## Data provided
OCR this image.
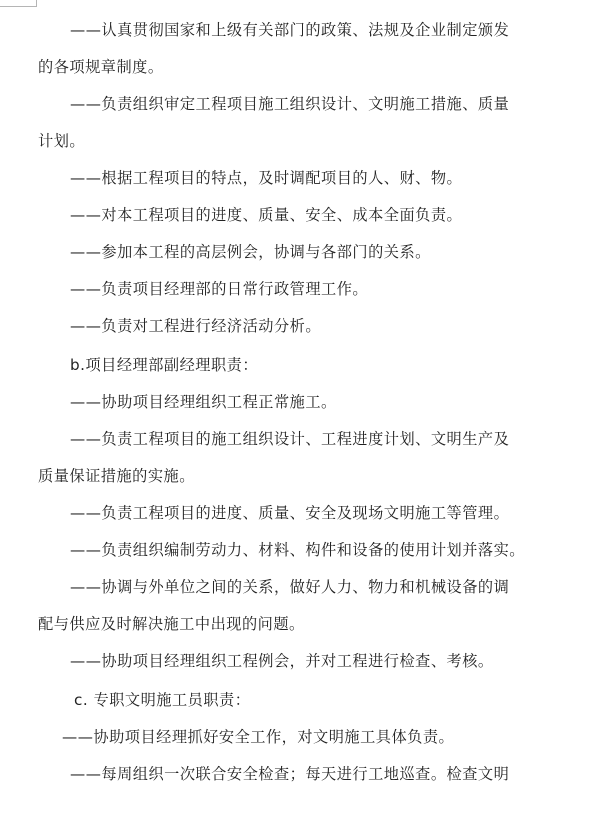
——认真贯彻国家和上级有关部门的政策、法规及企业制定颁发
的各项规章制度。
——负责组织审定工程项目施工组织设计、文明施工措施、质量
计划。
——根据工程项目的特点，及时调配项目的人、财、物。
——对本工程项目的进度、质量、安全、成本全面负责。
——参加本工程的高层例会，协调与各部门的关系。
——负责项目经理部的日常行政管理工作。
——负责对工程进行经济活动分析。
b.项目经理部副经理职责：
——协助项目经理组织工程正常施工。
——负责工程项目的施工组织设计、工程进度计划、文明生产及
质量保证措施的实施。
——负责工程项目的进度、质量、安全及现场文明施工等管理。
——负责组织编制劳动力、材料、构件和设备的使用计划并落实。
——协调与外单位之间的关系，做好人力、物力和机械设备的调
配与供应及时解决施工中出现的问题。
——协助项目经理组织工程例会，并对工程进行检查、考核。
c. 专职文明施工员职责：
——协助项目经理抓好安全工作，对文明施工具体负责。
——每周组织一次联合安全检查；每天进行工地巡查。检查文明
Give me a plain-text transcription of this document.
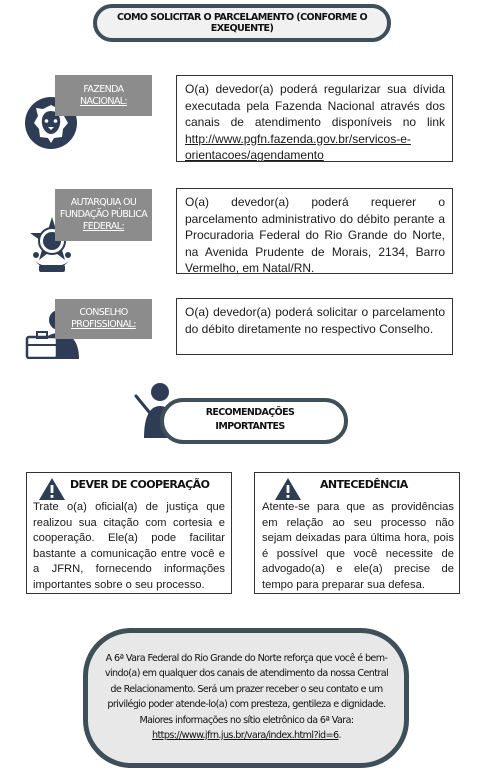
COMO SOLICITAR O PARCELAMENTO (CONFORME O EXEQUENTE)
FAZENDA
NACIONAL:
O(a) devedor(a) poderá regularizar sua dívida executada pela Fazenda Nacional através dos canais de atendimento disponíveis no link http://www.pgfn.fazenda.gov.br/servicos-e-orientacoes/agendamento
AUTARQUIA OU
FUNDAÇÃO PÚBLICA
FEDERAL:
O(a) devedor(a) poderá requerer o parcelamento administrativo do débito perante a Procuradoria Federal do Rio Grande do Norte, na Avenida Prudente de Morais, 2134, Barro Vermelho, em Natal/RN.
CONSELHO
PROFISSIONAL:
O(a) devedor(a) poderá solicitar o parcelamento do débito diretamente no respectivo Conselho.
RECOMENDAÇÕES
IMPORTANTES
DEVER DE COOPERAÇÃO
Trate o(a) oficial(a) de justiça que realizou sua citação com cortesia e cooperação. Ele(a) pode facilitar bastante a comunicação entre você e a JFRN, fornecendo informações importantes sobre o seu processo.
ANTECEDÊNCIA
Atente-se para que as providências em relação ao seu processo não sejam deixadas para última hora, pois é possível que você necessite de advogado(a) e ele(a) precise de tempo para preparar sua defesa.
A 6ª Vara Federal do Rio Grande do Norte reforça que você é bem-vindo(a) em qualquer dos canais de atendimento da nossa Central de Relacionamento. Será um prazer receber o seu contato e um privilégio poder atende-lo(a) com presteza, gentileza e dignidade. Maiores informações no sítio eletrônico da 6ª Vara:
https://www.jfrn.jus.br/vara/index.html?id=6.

## Aim of the exercise
Your task is to collect every line above that contains the word "Grande".

## Problem solution
O(a) devedor(a) poderá requerer o parcelamento administrativo do débito perante a Procuradoria Federal do Rio Grande do Norte, na Avenida Prudente de Morais, 2134, Barro Vermelho, em Natal/RN.
A 6ª Vara Federal do Rio Grande do Norte reforça que você é bem-vindo(a) em qualquer dos canais de atendimento da nossa Central de Relacionamento. Será um prazer receber o seu contato e um privilégio poder atende-lo(a) com presteza, gentileza e dignidade. Maiores informações no sítio eletrônico da 6ª Vara:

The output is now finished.